> **What you should do**: Take each line containing "Contact" and report it exactly as written.

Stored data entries
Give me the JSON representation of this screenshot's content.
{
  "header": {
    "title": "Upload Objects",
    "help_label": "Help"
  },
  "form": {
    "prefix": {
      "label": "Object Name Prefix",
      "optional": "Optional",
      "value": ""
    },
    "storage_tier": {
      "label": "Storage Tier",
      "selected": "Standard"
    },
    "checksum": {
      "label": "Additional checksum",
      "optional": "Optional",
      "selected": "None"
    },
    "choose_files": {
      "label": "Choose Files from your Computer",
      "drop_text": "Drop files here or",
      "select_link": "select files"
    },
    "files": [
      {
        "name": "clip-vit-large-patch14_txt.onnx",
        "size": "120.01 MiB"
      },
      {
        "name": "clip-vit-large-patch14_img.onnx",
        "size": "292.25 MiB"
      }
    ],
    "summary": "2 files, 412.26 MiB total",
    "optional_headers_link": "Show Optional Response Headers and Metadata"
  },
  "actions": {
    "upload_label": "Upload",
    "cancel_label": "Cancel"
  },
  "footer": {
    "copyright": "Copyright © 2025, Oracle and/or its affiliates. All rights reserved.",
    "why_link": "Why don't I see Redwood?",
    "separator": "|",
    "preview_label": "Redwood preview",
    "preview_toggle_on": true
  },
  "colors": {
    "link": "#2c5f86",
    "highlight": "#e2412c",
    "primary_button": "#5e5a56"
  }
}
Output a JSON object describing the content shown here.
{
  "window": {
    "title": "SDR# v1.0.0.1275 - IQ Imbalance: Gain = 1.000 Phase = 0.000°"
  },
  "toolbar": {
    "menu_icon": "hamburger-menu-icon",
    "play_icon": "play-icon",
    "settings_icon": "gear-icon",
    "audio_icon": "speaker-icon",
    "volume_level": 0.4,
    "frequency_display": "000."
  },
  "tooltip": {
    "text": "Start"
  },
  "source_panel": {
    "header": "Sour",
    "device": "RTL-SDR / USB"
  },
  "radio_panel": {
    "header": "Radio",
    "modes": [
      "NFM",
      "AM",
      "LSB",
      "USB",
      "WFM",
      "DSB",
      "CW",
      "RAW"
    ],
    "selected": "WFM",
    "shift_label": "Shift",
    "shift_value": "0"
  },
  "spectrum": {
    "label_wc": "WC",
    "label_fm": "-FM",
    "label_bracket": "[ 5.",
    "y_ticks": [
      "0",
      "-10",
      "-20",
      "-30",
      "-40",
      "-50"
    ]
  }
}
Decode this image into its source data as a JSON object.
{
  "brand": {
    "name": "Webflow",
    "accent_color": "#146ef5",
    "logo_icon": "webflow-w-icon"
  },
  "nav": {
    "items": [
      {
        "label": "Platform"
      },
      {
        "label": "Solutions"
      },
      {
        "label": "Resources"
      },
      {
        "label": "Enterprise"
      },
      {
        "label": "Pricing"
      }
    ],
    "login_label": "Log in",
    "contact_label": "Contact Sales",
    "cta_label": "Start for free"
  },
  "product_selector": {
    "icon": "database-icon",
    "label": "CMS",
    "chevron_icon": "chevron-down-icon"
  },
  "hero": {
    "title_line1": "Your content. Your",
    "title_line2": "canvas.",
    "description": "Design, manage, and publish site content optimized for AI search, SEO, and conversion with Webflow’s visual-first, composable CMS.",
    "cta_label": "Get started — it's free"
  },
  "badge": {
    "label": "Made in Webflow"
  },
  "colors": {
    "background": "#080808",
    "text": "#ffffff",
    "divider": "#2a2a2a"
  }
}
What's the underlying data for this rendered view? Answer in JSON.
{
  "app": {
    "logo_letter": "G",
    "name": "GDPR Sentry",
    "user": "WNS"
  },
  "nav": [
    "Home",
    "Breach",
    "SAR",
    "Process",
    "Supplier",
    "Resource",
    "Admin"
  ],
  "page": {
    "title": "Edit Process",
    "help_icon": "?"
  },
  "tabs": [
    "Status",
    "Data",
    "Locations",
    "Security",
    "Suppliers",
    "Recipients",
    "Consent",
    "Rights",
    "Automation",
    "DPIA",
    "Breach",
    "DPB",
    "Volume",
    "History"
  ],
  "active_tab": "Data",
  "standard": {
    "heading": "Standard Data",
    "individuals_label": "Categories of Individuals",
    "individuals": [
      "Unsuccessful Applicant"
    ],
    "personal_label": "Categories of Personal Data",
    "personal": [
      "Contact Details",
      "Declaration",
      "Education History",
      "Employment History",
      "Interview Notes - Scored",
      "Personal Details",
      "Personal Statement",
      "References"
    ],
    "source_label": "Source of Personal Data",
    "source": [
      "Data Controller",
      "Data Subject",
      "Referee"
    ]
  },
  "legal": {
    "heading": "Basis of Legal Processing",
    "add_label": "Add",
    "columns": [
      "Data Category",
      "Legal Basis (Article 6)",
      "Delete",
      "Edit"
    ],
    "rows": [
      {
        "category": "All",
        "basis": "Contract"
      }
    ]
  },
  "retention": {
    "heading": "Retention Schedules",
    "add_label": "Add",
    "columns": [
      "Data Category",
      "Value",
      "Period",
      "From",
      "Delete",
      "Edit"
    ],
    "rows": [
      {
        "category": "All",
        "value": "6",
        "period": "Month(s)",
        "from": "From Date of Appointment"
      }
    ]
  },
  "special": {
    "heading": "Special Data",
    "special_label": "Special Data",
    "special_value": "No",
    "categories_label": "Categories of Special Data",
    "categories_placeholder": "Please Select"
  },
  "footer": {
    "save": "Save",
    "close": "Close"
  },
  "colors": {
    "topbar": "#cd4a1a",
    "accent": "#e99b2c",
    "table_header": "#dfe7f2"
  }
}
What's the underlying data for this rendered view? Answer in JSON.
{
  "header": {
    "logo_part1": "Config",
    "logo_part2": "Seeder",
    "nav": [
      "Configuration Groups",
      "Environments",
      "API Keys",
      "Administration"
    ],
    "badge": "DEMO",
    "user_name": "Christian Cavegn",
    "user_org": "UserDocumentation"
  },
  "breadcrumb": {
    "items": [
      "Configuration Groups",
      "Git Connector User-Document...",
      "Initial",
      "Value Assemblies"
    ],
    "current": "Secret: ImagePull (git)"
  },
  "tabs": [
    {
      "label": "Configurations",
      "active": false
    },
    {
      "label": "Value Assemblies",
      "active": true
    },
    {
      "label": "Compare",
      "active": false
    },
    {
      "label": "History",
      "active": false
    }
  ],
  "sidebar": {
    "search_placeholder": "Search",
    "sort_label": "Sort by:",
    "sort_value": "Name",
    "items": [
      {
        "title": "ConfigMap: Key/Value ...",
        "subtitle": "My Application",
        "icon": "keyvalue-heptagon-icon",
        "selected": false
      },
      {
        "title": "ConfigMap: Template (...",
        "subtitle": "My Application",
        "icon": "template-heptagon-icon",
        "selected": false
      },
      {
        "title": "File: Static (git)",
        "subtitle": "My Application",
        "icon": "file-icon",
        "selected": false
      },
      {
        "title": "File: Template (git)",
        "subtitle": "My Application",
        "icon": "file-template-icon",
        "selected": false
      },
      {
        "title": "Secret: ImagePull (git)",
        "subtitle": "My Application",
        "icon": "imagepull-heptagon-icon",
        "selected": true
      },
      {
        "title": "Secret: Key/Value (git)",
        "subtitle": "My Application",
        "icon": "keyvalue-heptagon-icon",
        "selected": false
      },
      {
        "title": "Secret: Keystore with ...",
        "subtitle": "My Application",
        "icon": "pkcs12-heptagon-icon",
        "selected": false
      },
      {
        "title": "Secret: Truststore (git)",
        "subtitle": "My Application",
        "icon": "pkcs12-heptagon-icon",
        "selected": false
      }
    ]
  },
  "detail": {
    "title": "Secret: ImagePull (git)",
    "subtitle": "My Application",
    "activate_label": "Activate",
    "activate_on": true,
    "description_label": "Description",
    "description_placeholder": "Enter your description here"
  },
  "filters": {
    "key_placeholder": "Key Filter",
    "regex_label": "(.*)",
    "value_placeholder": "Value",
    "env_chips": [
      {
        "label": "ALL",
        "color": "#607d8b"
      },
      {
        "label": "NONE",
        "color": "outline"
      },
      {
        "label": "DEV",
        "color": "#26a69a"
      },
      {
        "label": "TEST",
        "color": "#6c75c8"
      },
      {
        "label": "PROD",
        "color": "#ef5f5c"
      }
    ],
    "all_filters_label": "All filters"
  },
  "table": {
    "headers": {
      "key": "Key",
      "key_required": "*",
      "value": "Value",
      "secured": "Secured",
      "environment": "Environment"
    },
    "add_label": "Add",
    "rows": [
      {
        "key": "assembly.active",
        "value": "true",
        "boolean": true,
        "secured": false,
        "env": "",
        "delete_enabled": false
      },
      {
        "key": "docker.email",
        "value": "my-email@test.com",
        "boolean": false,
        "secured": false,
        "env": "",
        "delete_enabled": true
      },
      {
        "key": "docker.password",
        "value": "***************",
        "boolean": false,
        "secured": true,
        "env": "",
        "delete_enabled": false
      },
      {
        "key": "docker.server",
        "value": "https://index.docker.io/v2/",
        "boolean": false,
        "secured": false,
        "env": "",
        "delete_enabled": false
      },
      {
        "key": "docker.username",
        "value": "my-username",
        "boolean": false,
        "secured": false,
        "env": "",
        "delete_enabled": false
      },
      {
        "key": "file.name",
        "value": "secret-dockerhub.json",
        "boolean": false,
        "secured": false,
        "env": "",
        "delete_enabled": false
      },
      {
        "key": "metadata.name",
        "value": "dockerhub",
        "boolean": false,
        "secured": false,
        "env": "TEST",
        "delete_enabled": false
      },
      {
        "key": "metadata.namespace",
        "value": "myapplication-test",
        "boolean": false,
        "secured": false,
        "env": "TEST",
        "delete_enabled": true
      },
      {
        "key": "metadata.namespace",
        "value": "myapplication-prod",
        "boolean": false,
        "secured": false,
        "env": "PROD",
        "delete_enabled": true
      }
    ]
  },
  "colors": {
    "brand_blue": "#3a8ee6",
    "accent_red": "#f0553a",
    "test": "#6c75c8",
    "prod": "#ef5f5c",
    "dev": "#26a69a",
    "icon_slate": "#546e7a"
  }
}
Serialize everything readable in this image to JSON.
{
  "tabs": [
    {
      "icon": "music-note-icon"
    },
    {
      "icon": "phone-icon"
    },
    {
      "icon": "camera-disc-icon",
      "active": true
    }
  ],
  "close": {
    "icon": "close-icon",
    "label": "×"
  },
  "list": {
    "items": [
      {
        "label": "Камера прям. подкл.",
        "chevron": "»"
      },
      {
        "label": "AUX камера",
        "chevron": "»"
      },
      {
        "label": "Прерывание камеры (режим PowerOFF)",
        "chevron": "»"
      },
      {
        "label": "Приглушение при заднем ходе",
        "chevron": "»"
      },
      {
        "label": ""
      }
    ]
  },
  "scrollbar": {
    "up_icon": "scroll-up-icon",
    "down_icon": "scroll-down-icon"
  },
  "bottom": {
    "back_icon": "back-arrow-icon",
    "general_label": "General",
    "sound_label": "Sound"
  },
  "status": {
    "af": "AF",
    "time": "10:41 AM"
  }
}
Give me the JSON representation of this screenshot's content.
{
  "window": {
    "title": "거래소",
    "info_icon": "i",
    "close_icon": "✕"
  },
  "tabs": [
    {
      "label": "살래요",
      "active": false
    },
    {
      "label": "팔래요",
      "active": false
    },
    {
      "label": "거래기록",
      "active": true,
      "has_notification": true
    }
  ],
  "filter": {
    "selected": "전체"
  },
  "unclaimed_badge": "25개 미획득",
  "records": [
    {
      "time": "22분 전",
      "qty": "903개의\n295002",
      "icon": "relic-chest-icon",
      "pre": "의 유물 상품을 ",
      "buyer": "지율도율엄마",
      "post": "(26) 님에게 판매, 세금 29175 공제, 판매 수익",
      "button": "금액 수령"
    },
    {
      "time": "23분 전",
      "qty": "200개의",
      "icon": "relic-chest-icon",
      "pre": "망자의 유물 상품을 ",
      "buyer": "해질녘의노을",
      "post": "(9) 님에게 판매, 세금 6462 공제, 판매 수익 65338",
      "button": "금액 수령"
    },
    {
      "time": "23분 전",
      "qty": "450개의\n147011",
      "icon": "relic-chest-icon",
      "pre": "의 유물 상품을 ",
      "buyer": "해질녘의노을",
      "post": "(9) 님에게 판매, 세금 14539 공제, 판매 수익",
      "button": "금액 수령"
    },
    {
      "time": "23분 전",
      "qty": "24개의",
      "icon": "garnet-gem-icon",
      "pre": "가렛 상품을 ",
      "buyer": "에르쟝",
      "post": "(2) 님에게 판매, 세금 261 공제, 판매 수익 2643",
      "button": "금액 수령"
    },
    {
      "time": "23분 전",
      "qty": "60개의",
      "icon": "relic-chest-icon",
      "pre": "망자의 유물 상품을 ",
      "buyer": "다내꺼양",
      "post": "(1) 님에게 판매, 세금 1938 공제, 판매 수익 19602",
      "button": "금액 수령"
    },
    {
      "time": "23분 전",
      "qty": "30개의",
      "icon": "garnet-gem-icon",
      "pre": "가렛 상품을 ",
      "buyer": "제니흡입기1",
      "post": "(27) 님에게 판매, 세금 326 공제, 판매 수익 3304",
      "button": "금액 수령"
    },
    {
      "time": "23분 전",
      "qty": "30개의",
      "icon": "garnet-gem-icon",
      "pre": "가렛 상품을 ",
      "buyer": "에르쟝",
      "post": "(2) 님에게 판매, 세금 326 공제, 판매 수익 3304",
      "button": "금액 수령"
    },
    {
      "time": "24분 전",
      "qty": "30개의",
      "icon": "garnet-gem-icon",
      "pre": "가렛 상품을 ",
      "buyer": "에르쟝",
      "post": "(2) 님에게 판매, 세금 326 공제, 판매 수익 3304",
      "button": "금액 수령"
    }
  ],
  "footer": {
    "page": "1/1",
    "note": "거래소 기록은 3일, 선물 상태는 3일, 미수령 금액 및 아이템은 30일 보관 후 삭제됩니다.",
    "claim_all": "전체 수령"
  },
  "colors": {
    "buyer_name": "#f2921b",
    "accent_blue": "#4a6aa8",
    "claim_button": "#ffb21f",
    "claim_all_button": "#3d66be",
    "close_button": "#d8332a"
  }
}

> **Exercise result**:
    "contact_label": "Contact Sales",
      "Contact Details",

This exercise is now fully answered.